Directions: All records must be quoted exactly. Omit the pictures.
* START Extracted material *
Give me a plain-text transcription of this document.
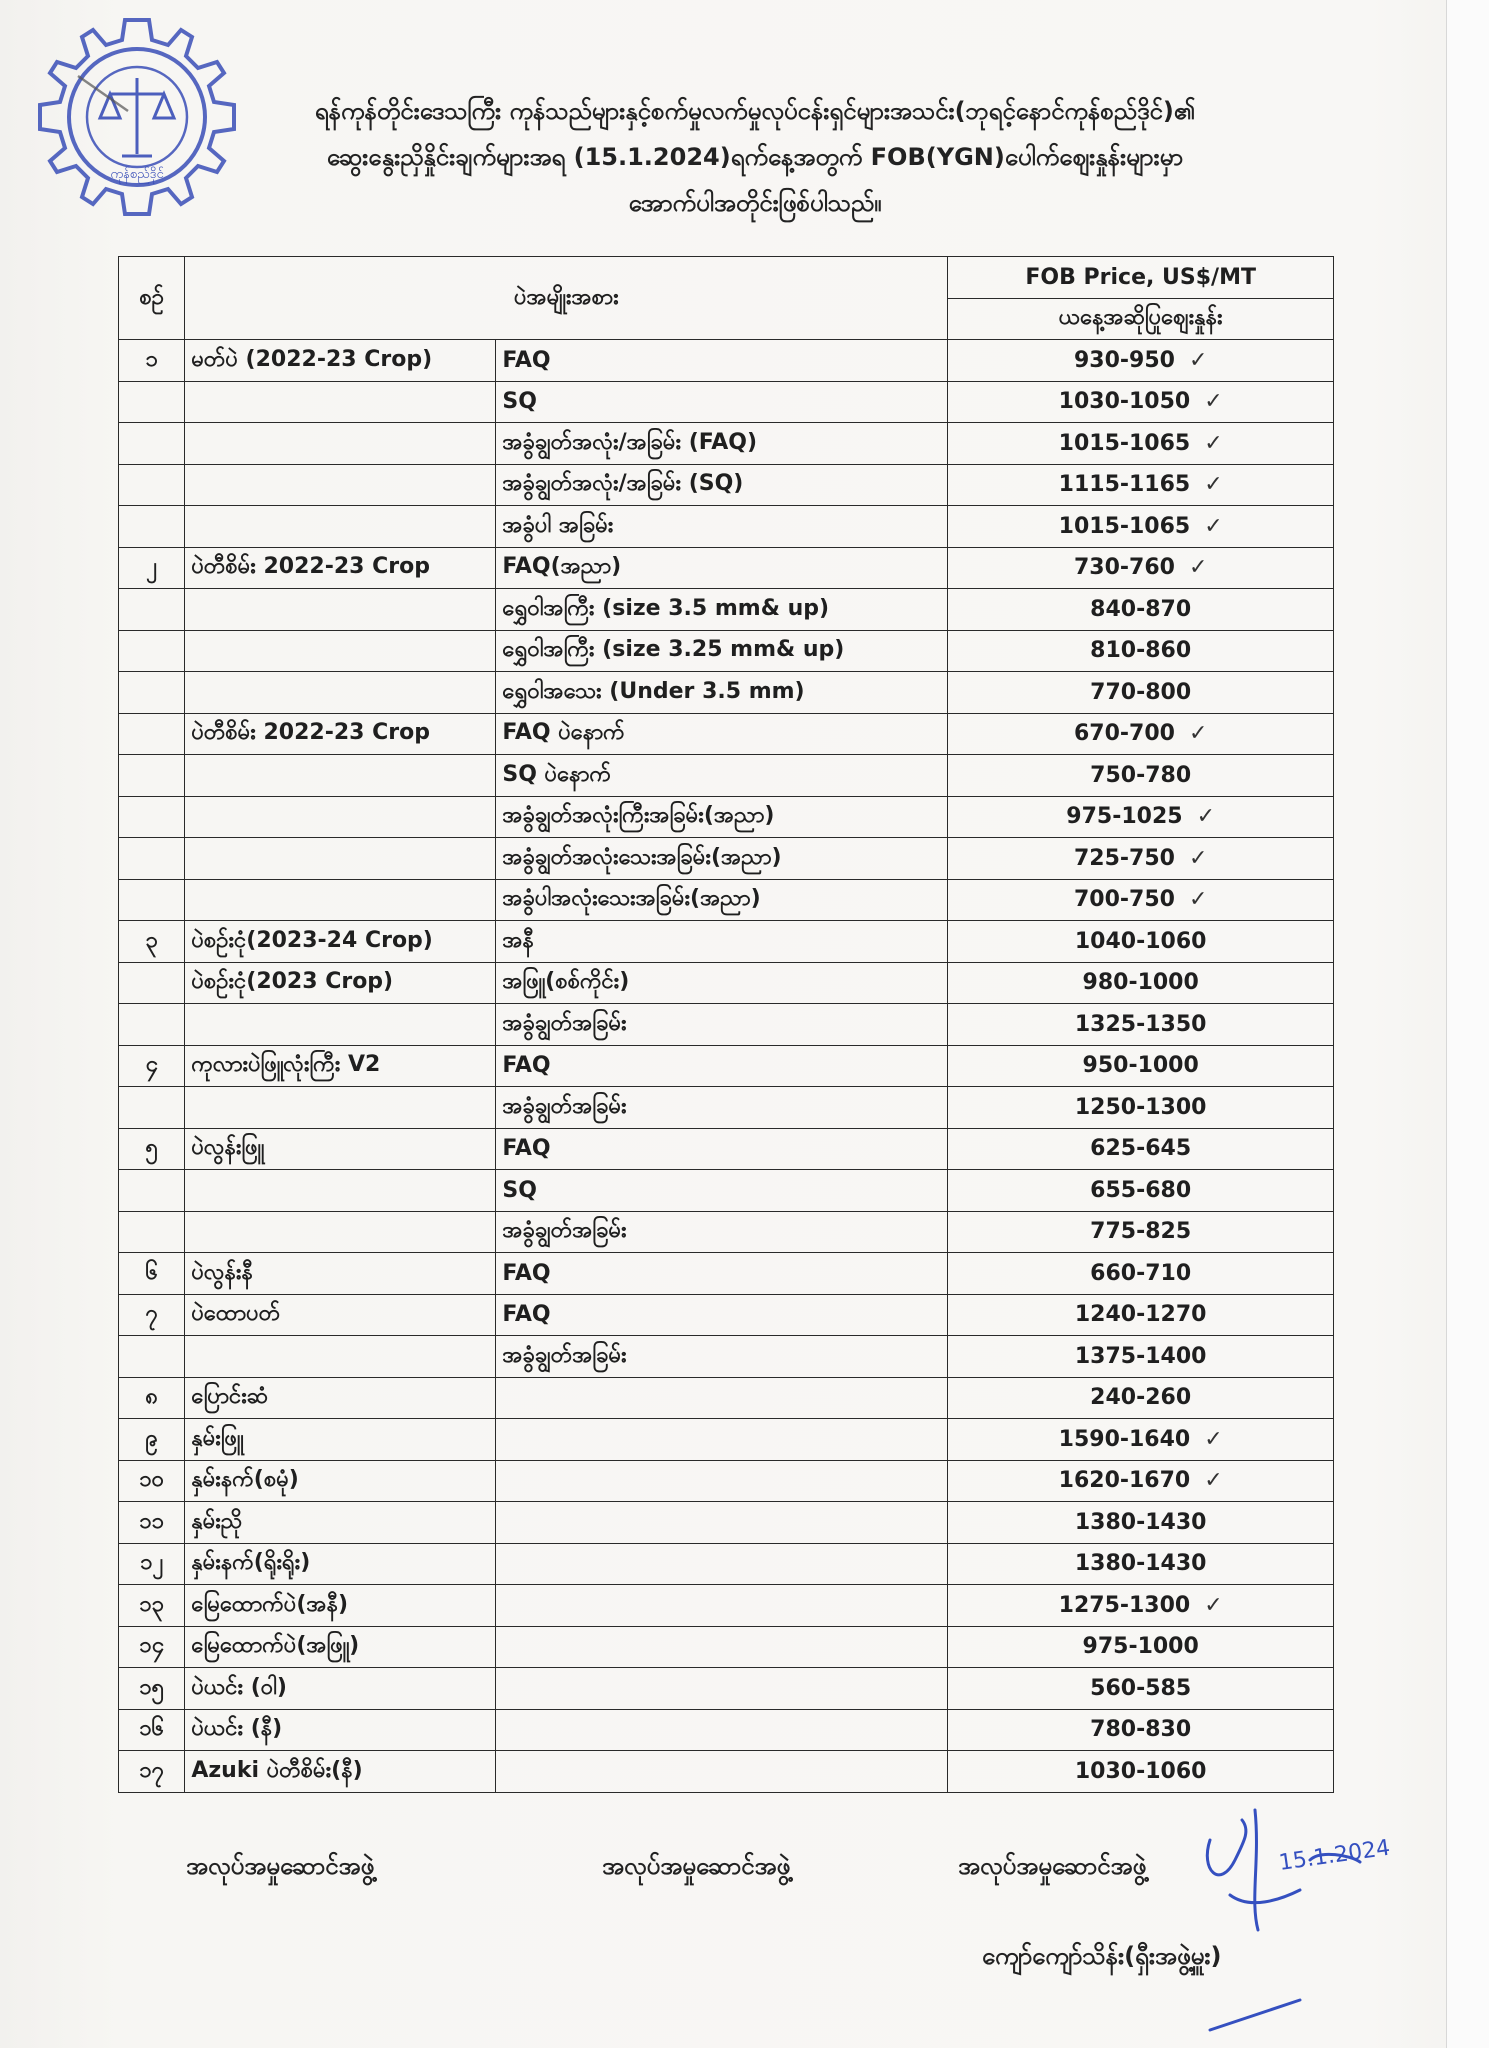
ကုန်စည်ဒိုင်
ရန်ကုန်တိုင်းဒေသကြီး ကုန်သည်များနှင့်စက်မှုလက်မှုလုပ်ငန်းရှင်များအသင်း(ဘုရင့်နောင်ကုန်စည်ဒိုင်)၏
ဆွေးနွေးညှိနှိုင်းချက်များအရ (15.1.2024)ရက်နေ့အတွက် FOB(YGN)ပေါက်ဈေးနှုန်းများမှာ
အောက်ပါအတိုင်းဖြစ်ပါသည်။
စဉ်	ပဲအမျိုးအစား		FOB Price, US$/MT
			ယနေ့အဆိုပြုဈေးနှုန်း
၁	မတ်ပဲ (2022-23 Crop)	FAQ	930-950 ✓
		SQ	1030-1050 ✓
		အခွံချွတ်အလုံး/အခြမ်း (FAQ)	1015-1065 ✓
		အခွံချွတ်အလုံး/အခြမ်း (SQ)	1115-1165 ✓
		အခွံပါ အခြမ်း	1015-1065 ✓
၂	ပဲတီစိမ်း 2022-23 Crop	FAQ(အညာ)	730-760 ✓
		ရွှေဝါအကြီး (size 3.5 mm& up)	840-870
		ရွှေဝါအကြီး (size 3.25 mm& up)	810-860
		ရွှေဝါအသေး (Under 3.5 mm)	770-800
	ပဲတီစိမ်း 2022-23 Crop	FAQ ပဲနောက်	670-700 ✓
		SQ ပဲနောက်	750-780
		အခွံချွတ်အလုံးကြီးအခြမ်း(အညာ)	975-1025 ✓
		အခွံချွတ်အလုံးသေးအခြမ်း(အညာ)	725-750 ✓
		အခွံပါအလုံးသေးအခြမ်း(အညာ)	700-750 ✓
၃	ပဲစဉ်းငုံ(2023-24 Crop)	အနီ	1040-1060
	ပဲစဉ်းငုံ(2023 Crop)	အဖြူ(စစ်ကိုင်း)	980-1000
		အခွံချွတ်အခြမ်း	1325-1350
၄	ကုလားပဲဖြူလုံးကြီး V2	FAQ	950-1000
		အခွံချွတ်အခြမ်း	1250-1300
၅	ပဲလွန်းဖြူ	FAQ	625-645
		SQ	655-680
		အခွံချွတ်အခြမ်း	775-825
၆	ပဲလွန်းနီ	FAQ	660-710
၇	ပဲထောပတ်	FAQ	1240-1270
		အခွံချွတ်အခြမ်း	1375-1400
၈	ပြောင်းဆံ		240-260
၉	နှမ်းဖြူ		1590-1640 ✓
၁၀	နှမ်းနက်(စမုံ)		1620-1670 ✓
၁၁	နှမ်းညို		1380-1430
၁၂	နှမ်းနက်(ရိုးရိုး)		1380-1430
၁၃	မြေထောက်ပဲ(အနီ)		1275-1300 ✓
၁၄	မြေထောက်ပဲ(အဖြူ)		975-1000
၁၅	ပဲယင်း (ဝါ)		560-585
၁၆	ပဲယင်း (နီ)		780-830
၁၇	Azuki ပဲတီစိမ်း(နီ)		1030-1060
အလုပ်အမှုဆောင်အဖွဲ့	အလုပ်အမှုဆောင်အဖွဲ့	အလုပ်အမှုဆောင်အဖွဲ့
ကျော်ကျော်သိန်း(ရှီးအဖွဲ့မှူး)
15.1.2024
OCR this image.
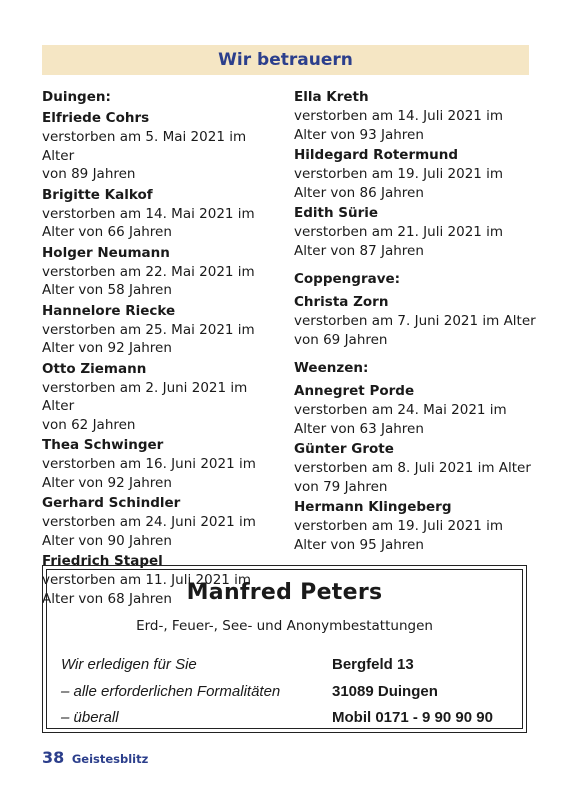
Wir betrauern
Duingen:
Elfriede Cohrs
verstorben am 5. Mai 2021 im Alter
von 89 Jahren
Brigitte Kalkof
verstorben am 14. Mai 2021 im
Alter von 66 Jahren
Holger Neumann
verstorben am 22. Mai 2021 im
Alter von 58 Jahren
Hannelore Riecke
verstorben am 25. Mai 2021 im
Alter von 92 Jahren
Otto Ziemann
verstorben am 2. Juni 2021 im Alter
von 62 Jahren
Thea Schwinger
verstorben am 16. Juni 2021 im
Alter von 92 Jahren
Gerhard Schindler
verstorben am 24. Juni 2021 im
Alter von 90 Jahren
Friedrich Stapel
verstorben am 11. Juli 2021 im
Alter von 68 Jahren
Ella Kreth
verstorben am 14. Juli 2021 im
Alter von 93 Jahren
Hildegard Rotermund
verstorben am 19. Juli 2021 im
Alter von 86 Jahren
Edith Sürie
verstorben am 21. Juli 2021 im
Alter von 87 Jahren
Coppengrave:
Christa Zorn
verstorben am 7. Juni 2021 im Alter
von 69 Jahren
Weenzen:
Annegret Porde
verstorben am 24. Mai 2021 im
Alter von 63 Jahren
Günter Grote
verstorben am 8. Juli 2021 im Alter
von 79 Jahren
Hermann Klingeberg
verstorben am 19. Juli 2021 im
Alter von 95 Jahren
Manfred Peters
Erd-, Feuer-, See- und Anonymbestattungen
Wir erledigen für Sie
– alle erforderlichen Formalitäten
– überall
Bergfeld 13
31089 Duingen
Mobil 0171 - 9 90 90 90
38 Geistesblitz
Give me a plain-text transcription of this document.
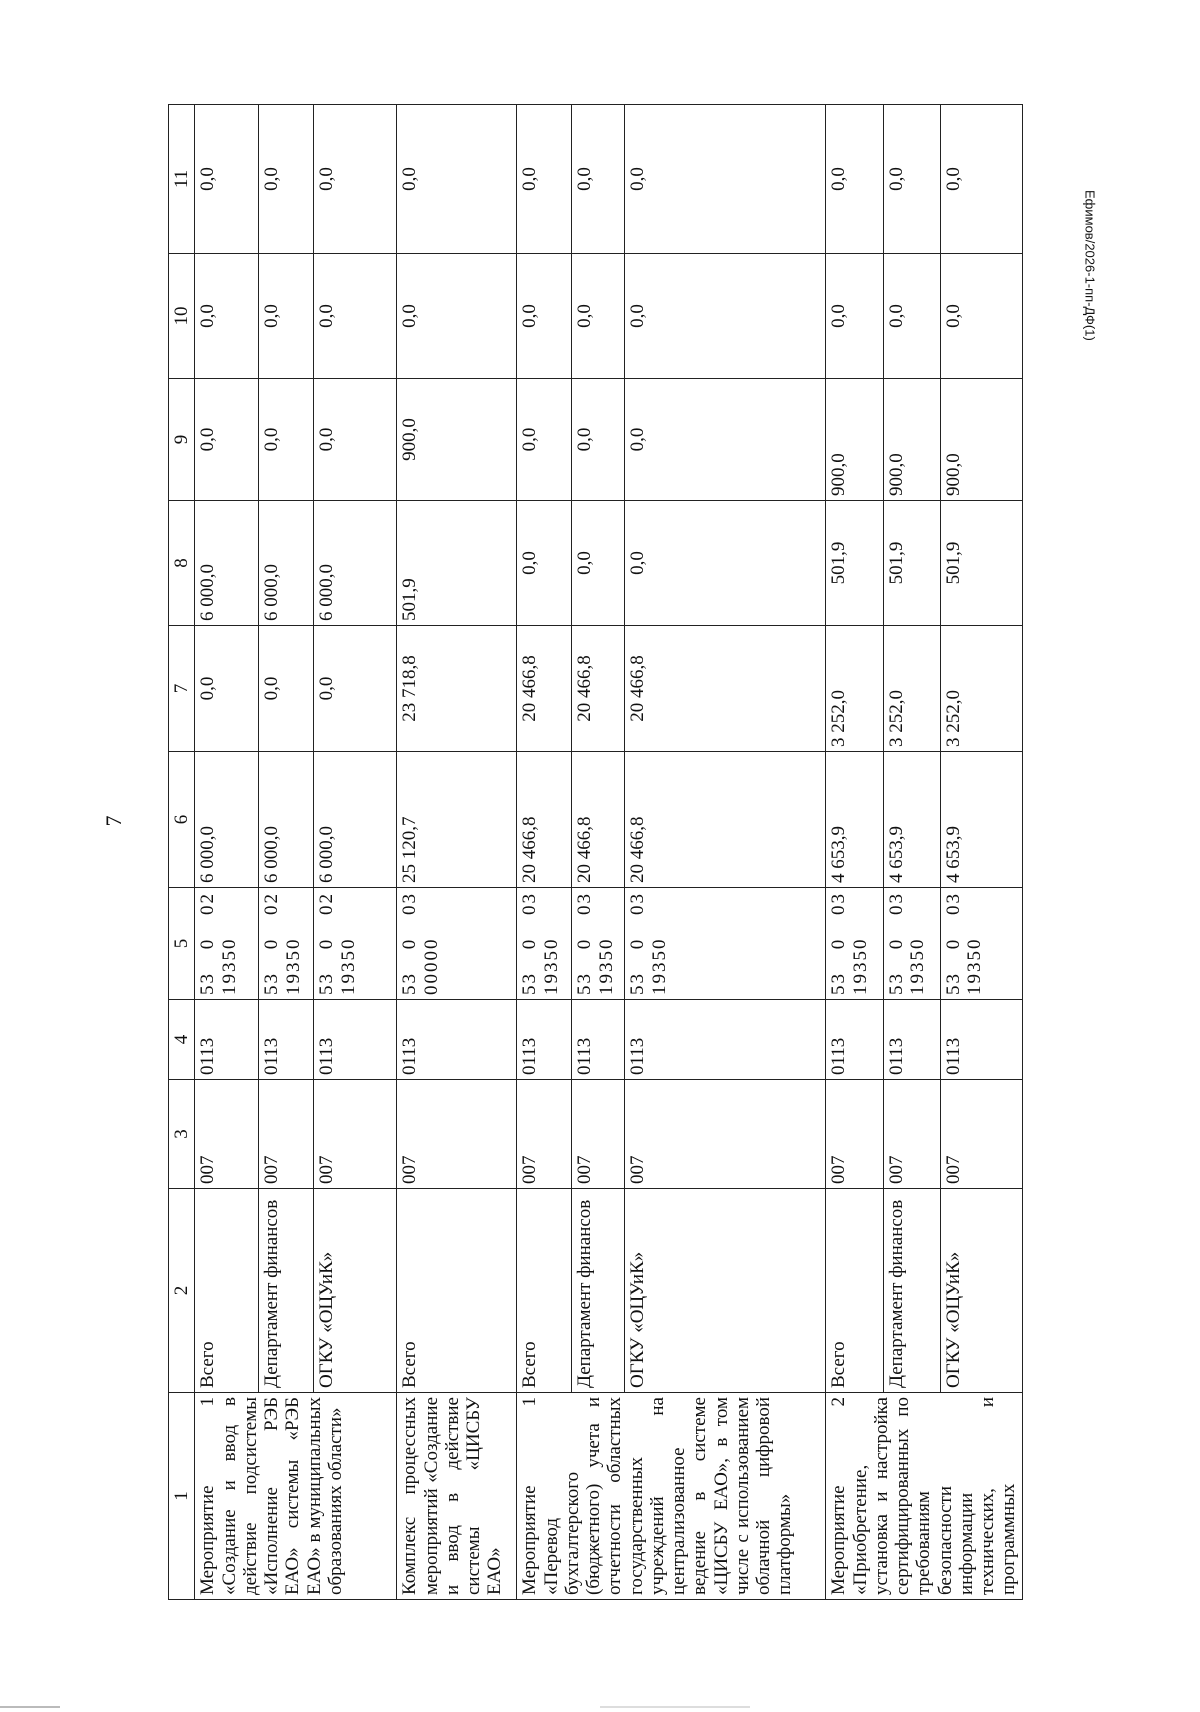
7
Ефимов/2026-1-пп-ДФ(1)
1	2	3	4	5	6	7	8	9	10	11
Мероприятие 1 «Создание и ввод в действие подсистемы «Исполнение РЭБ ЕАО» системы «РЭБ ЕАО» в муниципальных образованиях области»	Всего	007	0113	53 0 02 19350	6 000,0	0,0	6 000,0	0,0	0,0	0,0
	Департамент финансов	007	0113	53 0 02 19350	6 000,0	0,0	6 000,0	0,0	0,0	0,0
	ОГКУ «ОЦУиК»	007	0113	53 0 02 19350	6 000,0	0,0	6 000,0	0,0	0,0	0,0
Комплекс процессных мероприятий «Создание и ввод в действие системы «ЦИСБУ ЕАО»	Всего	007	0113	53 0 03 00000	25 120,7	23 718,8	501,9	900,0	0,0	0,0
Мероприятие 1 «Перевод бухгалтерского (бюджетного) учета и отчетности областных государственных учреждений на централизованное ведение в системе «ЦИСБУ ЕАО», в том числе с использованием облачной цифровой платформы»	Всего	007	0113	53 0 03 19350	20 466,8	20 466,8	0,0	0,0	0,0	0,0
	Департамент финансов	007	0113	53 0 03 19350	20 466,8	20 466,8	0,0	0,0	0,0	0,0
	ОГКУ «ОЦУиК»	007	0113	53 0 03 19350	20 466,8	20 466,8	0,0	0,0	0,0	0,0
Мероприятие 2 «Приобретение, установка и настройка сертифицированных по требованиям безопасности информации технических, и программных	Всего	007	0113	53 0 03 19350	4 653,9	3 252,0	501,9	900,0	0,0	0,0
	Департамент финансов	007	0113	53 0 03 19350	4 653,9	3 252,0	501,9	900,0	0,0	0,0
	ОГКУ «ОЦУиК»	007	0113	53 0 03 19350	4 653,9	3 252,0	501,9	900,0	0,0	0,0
* END Extracted material *
Solution for this problem:
Give me a plain-text transcription of this document.
ကုန်စည်ဒိုင်
ရန်ကုန်တိုင်းဒေသကြီး ကုန်သည်များနှင့်စက်မှုလက်မှုလုပ်ငန်းရှင်များအသင်း(ဘုရင့်နောင်ကုန်စည်ဒိုင်)၏
ဆွေးနွေးညှိနှိုင်းချက်များအရ (15.1.2024)ရက်နေ့အတွက် FOB(YGN)ပေါက်ဈေးနှုန်းများမှာ
အောက်ပါအတိုင်းဖြစ်ပါသည်။
စဉ်	ပဲအမျိုးအစား		FOB Price, US$/MT
			ယနေ့အဆိုပြုဈေးနှုန်း
၁	မတ်ပဲ (2022-23 Crop)	FAQ	930-950 ✓
		SQ	1030-1050 ✓
		အခွံချွတ်အလုံး/အခြမ်း (FAQ)	1015-1065 ✓
		အခွံချွတ်အလုံး/အခြမ်း (SQ)	1115-1165 ✓
		အခွံပါ အခြမ်း	1015-1065 ✓
၂	ပဲတီစိမ်း 2022-23 Crop	FAQ(အညာ)	730-760 ✓
		ရွှေဝါအကြီး (size 3.5 mm& up)	840-870
		ရွှေဝါအကြီး (size 3.25 mm& up)	810-860
		ရွှေဝါအသေး (Under 3.5 mm)	770-800
	ပဲတီစိမ်း 2022-23 Crop	FAQ ပဲနောက်	670-700 ✓
		SQ ပဲနောက်	750-780
		အခွံချွတ်အလုံးကြီးအခြမ်း(အညာ)	975-1025 ✓
		အခွံချွတ်အလုံးသေးအခြမ်း(အညာ)	725-750 ✓
		အခွံပါအလုံးသေးအခြမ်း(အညာ)	700-750 ✓
၃	ပဲစဉ်းငုံ(2023-24 Crop)	အနီ	1040-1060
	ပဲစဉ်းငုံ(2023 Crop)	အဖြူ(စစ်ကိုင်း)	980-1000
		အခွံချွတ်အခြမ်း	1325-1350
၄	ကုလားပဲဖြူလုံးကြီး V2	FAQ	950-1000
		အခွံချွတ်အခြမ်း	1250-1300
၅	ပဲလွန်းဖြူ	FAQ	625-645
		SQ	655-680
		အခွံချွတ်အခြမ်း	775-825
၆	ပဲလွန်းနီ	FAQ	660-710
၇	ပဲထောပတ်	FAQ	1240-1270
		အခွံချွတ်အခြမ်း	1375-1400
၈	ပြောင်းဆံ		240-260
၉	နှမ်းဖြူ		1590-1640 ✓
၁၀	နှမ်းနက်(စမုံ)		1620-1670 ✓
၁၁	နှမ်းညို		1380-1430
၁၂	နှမ်းနက်(ရိုးရိုး)		1380-1430
၁၃	မြေထောက်ပဲ(အနီ)		1275-1300 ✓
၁၄	မြေထောက်ပဲ(အဖြူ)		975-1000
၁၅	ပဲယင်း (ဝါ)		560-585
၁၆	ပဲယင်း (နီ)		780-830
၁၇	Azuki ပဲတီစိမ်း(နီ)		1030-1060
အလုပ်အမှုဆောင်အဖွဲ့	အလုပ်အမှုဆောင်အဖွဲ့	အလုပ်အမှုဆောင်အဖွဲ့
ကျော်ကျော်သိန်း(ရှီးအဖွဲ့မှူး)
15.1.2024
OCR this image.
Wir betrauern
Duingen:
Elfriede Cohrs
verstorben am 5. Mai 2021 im Alter
von 89 Jahren
Brigitte Kalkof
verstorben am 14. Mai 2021 im
Alter von 66 Jahren
Holger Neumann
verstorben am 22. Mai 2021 im
Alter von 58 Jahren
Hannelore Riecke
verstorben am 25. Mai 2021 im
Alter von 92 Jahren
Otto Ziemann
verstorben am 2. Juni 2021 im Alter
von 62 Jahren
Thea Schwinger
verstorben am 16. Juni 2021 im
Alter von 92 Jahren
Gerhard Schindler
verstorben am 24. Juni 2021 im
Alter von 90 Jahren
Friedrich Stapel
verstorben am 11. Juli 2021 im
Alter von 68 Jahren
Ella Kreth
verstorben am 14. Juli 2021 im
Alter von 93 Jahren
Hildegard Rotermund
verstorben am 19. Juli 2021 im
Alter von 86 Jahren
Edith Sürie
verstorben am 21. Juli 2021 im
Alter von 87 Jahren
Coppengrave:
Christa Zorn
verstorben am 7. Juni 2021 im Alter
von 69 Jahren
Weenzen:
Annegret Porde
verstorben am 24. Mai 2021 im
Alter von 63 Jahren
Günter Grote
verstorben am 8. Juli 2021 im Alter
von 79 Jahren
Hermann Klingeberg
verstorben am 19. Juli 2021 im
Alter von 95 Jahren
Manfred Peters
Erd-, Feuer-, See- und Anonymbestattungen
Wir erledigen für Sie
– alle erforderlichen Formalitäten
– überall
Bergfeld 13
31089 Duingen
Mobil 0171 - 9 90 90 90
38 Geistesblitz
Give me a plain-text transcription of this document.
7
Ефимов/2026-1-пп-ДФ(1)
1	2	3	4	5	6	7	8	9	10	11
Мероприятие 1 «Создание и ввод в действие подсистемы «Исполнение РЭБ ЕАО» системы «РЭБ ЕАО» в муниципальных образованиях области»	Всего	007	0113	53 0 02 19350	6 000,0	0,0	6 000,0	0,0	0,0	0,0
	Департамент финансов	007	0113	53 0 02 19350	6 000,0	0,0	6 000,0	0,0	0,0	0,0
	ОГКУ «ОЦУиК»	007	0113	53 0 02 19350	6 000,0	0,0	6 000,0	0,0	0,0	0,0
Комплекс процессных мероприятий «Создание и ввод в действие системы «ЦИСБУ ЕАО»	Всего	007	0113	53 0 03 00000	25 120,7	23 718,8	501,9	900,0	0,0	0,0
Мероприятие 1 «Перевод бухгалтерского (бюджетного) учета и отчетности областных государственных учреждений на централизованное ведение в системе «ЦИСБУ ЕАО», в том числе с использованием облачной цифровой платформы»	Всего	007	0113	53 0 03 19350	20 466,8	20 466,8	0,0	0,0	0,0	0,0
	Департамент финансов	007	0113	53 0 03 19350	20 466,8	20 466,8	0,0	0,0	0,0	0,0
	ОГКУ «ОЦУиК»	007	0113	53 0 03 19350	20 466,8	20 466,8	0,0	0,0	0,0	0,0
Мероприятие 2 «Приобретение, установка и настройка сертифицированных по требованиям безопасности информации технических, и программных	Всего	007	0113	53 0 03 19350	4 653,9	3 252,0	501,9	900,0	0,0	0,0
	Департамент финансов	007	0113	53 0 03 19350	4 653,9	3 252,0	501,9	900,0	0,0	0,0
	ОГКУ «ОЦУиК»	007	0113	53 0 03 19350	4 653,9	3 252,0	501,9	900,0	0,0	0,0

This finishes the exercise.